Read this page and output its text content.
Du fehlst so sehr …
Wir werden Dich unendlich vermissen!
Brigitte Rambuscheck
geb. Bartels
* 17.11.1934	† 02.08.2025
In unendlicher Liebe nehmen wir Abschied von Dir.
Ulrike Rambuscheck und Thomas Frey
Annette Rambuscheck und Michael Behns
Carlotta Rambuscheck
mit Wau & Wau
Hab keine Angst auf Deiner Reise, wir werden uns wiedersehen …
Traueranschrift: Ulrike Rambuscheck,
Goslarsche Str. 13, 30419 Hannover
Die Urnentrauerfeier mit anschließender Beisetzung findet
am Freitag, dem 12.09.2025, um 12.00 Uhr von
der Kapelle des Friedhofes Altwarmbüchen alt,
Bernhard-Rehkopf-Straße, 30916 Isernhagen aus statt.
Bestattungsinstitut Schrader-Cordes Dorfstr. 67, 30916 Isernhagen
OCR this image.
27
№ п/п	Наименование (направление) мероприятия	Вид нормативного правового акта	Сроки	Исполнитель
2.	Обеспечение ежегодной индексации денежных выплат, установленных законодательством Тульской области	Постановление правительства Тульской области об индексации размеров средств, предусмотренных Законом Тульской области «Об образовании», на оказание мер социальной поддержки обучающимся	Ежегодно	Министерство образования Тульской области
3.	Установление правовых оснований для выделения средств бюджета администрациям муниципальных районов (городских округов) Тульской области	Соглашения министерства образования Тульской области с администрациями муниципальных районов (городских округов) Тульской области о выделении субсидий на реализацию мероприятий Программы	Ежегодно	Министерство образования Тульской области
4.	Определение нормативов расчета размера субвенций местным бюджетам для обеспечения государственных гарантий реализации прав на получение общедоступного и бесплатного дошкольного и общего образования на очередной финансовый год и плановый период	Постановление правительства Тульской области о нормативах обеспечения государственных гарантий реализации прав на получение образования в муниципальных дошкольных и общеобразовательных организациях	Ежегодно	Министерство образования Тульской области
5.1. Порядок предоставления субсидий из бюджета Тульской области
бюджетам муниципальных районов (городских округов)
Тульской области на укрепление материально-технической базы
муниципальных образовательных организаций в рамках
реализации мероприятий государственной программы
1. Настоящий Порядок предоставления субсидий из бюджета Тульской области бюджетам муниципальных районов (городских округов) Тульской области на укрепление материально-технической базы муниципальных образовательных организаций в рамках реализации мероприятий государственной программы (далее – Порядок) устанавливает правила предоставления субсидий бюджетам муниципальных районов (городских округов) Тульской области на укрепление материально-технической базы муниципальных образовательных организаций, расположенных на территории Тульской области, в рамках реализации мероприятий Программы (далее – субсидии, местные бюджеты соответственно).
########
* [WHAT IS EXPECTED]
Repeat the data verbatim.

* [EXERCISE SOLUTION]
Read this page and output its text content.
Du fehlst so sehr …
Wir werden Dich unendlich vermissen!
Brigitte Rambuscheck
geb. Bartels
* 17.11.1934	† 02.08.2025
In unendlicher Liebe nehmen wir Abschied von Dir.
Ulrike Rambuscheck und Thomas Frey
Annette Rambuscheck und Michael Behns
Carlotta Rambuscheck
mit Wau & Wau
Hab keine Angst auf Deiner Reise, wir werden uns wiedersehen …
Traueranschrift: Ulrike Rambuscheck,
Goslarsche Str. 13, 30419 Hannover
Die Urnentrauerfeier mit anschließender Beisetzung findet
am Freitag, dem 12.09.2025, um 12.00 Uhr von
der Kapelle des Friedhofes Altwarmbüchen alt,
Bernhard-Rehkopf-Straße, 30916 Isernhagen aus statt.
Bestattungsinstitut Schrader-Cordes Dorfstr. 67, 30916 Isernhagen
OCR this image.
27
№ п/п	Наименование (направление) мероприятия	Вид нормативного правового акта	Сроки	Исполнитель
2.	Обеспечение ежегодной индексации денежных выплат, установленных законодательством Тульской области	Постановление правительства Тульской области об индексации размеров средств, предусмотренных Законом Тульской области «Об образовании», на оказание мер социальной поддержки обучающимся	Ежегодно	Министерство образования Тульской области
3.	Установление правовых оснований для выделения средств бюджета администрациям муниципальных районов (городских округов) Тульской области	Соглашения министерства образования Тульской области с администрациями муниципальных районов (городских округов) Тульской области о выделении субсидий на реализацию мероприятий Программы	Ежегодно	Министерство образования Тульской области
4.	Определение нормативов расчета размера субвенций местным бюджетам для обеспечения государственных гарантий реализации прав на получение общедоступного и бесплатного дошкольного и общего образования на очередной финансовый год и плановый период	Постановление правительства Тульской области о нормативах обеспечения государственных гарантий реализации прав на получение образования в муниципальных дошкольных и общеобразовательных организациях	Ежегодно	Министерство образования Тульской области
5.1. Порядок предоставления субсидий из бюджета Тульской области
бюджетам муниципальных районов (городских округов)
Тульской области на укрепление материально-технической базы
муниципальных образовательных организаций в рамках
реализации мероприятий государственной программы
1. Настоящий Порядок предоставления субсидий из бюджета Тульской области бюджетам муниципальных районов (городских округов) Тульской области на укрепление материально-технической базы муниципальных образовательных организаций в рамках реализации мероприятий государственной программы (далее – Порядок) устанавливает правила предоставления субсидий бюджетам муниципальных районов (городских округов) Тульской области на укрепление материально-технической базы муниципальных образовательных организаций, расположенных на территории Тульской области, в рамках реализации мероприятий Программы (далее – субсидии, местные бюджеты соответственно).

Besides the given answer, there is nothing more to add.